Brief
Below is a listing to write out in full, exactly as given, without its pictures.
──────────────────────────────
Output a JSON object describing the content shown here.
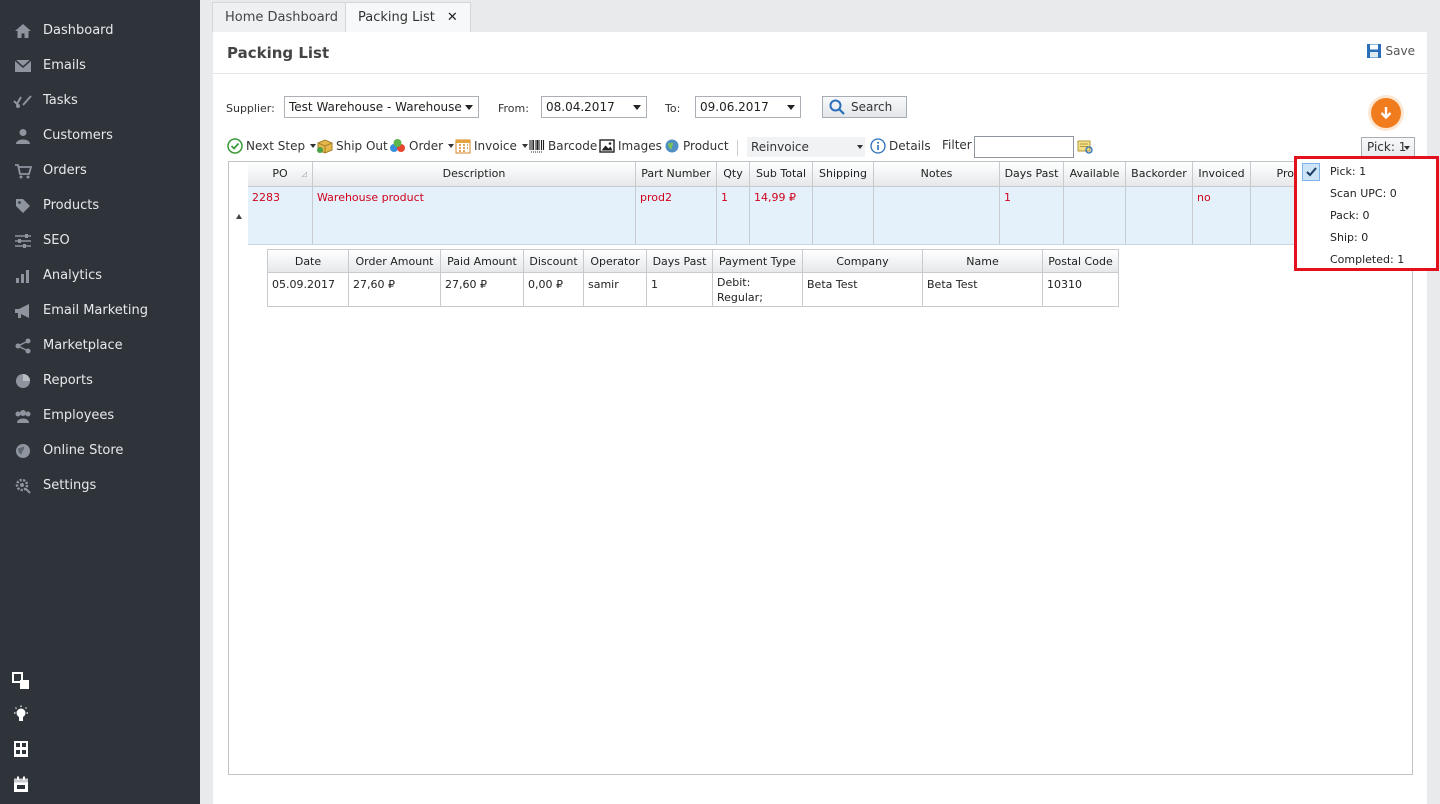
{
  "sidebar": {
    "items": [
      {
        "label": "Dashboard",
        "icon": "home-icon"
      },
      {
        "label": "Emails",
        "icon": "envelope-icon"
      },
      {
        "label": "Tasks",
        "icon": "tasks-icon"
      },
      {
        "label": "Customers",
        "icon": "user-icon"
      },
      {
        "label": "Orders",
        "icon": "cart-icon"
      },
      {
        "label": "Products",
        "icon": "tag-icon"
      },
      {
        "label": "SEO",
        "icon": "sliders-icon"
      },
      {
        "label": "Analytics",
        "icon": "bar-chart-icon"
      },
      {
        "label": "Email Marketing",
        "icon": "megaphone-icon"
      },
      {
        "label": "Marketplace",
        "icon": "share-icon"
      },
      {
        "label": "Reports",
        "icon": "pie-chart-icon"
      },
      {
        "label": "Employees",
        "icon": "users-icon"
      },
      {
        "label": "Online Store",
        "icon": "globe-icon"
      },
      {
        "label": "Settings",
        "icon": "gear-search-icon"
      }
    ]
  },
  "tabs": [
    {
      "label": "Home Dashboard"
    },
    {
      "label": "Packing List",
      "close": "✕"
    }
  ],
  "header": {
    "title": "Packing List",
    "save_label": "Save"
  },
  "filters": {
    "supplier_label": "Supplier:",
    "supplier_value": "Test Warehouse - Warehouse",
    "from_label": "From:",
    "from_value": "08.04.2017",
    "to_label": "To:",
    "to_value": "09.06.2017",
    "search_label": "Search"
  },
  "toolbar": {
    "next_step": "Next Step",
    "ship_out": "Ship Out",
    "order": "Order",
    "invoice": "Invoice",
    "barcode": "Barcode",
    "images": "Images",
    "product": "Product",
    "reinvoice": "Reinvoice",
    "details": "Details",
    "filter_label": "Filter",
    "filter_value": "",
    "pick_label": "Pick: 1"
  },
  "grid": {
    "columns": [
      "PO",
      "Description",
      "Part Number",
      "Qty",
      "Sub Total",
      "Shipping",
      "Notes",
      "Days Past",
      "Available",
      "Backorder",
      "Invoiced",
      "Pro"
    ],
    "row": {
      "po": "2283",
      "description": "Warehouse product",
      "part_number": "prod2",
      "qty": "1",
      "sub_total": "14,99 ₽",
      "shipping": "",
      "notes": "",
      "days_past": "1",
      "available": "",
      "backorder": "",
      "invoiced": "no",
      "pro": ""
    },
    "detail_columns": [
      "Date",
      "Order Amount",
      "Paid Amount",
      "Discount",
      "Operator",
      "Days Past",
      "Payment Type",
      "Company",
      "Name",
      "Postal Code"
    ],
    "detail_row": {
      "date": "05.09.2017",
      "order_amount": "27,60 ₽",
      "paid_amount": "27,60 ₽",
      "discount": "0,00 ₽",
      "operator": "samir",
      "days_past": "1",
      "payment_type": "Debit: Regular; Charges: Cash",
      "company": "Beta Test",
      "name": "Beta Test",
      "postal_code": "10310"
    }
  },
  "pick_menu": {
    "items": [
      "Pick: 1",
      "Scan UPC: 0",
      "Pack: 0",
      "Ship: 0",
      "Completed: 1"
    ],
    "selected_index": 0
  },
  "colors": {
    "sidebar_bg": "#2f343b",
    "accent_orange": "#f07c1e",
    "highlight_red": "#e3101d",
    "row_text_red": "#d0021b",
    "row_bg": "#e4f1fb"
  }
}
──────────────────────────────
Result
Output a JSON object describing the content shown here.
{
  "sidebar": {
    "items": [
      {
        "label": "Dashboard",
        "icon": "home-icon"
      },
      {
        "label": "Emails",
        "icon": "envelope-icon"
      },
      {
        "label": "Tasks",
        "icon": "tasks-icon"
      },
      {
        "label": "Customers",
        "icon": "user-icon"
      },
      {
        "label": "Orders",
        "icon": "cart-icon"
      },
      {
        "label": "Products",
        "icon": "tag-icon"
      },
      {
        "label": "SEO",
        "icon": "sliders-icon"
      },
      {
        "label": "Analytics",
        "icon": "bar-chart-icon"
      },
      {
        "label": "Email Marketing",
        "icon": "megaphone-icon"
      },
      {
        "label": "Marketplace",
        "icon": "share-icon"
      },
      {
        "label": "Reports",
        "icon": "pie-chart-icon"
      },
      {
        "label": "Employees",
        "icon": "users-icon"
      },
      {
        "label": "Online Store",
        "icon": "globe-icon"
      },
      {
        "label": "Settings",
        "icon": "gear-search-icon"
      }
    ]
  },
  "tabs": [
    {
      "label": "Home Dashboard"
    },
    {
      "label": "Packing List",
      "close": "✕"
    }
  ],
  "header": {
    "title": "Packing List",
    "save_label": "Save"
  },
  "filters": {
    "supplier_label": "Supplier:",
    "supplier_value": "Test Warehouse - Warehouse",
    "from_label": "From:",
    "from_value": "08.04.2017",
    "to_label": "To:",
    "to_value": "09.06.2017",
    "search_label": "Search"
  },
  "toolbar": {
    "next_step": "Next Step",
    "ship_out": "Ship Out",
    "order": "Order",
    "invoice": "Invoice",
    "barcode": "Barcode",
    "images": "Images",
    "product": "Product",
    "reinvoice": "Reinvoice",
    "details": "Details",
    "filter_label": "Filter",
    "filter_value": "",
    "pick_label": "Pick: 1"
  },
  "grid": {
    "columns": [
      "PO",
      "Description",
      "Part Number",
      "Qty",
      "Sub Total",
      "Shipping",
      "Notes",
      "Days Past",
      "Available",
      "Backorder",
      "Invoiced",
      "Pro"
    ],
    "row": {
      "po": "2283",
      "description": "Warehouse product",
      "part_number": "prod2",
      "qty": "1",
      "sub_total": "14,99 ₽",
      "shipping": "",
      "notes": "",
      "days_past": "1",
      "available": "",
      "backorder": "",
      "invoiced": "no",
      "pro": ""
    },
    "detail_columns": [
      "Date",
      "Order Amount",
      "Paid Amount",
      "Discount",
      "Operator",
      "Days Past",
      "Payment Type",
      "Company",
      "Name",
      "Postal Code"
    ],
    "detail_row": {
      "date": "05.09.2017",
      "order_amount": "27,60 ₽",
      "paid_amount": "27,60 ₽",
      "discount": "0,00 ₽",
      "operator": "samir",
      "days_past": "1",
      "payment_type": "Debit: Regular; Charges: Cash",
      "company": "Beta Test",
      "name": "Beta Test",
      "postal_code": "10310"
    }
  },
  "pick_menu": {
    "items": [
      "Pick: 1",
      "Scan UPC: 0",
      "Pack: 0",
      "Ship: 0",
      "Completed: 1"
    ],
    "selected_index": 0
  },
  "colors": {
    "sidebar_bg": "#2f343b",
    "accent_orange": "#f07c1e",
    "highlight_red": "#e3101d",
    "row_text_red": "#d0021b",
    "row_bg": "#e4f1fb"
  }
}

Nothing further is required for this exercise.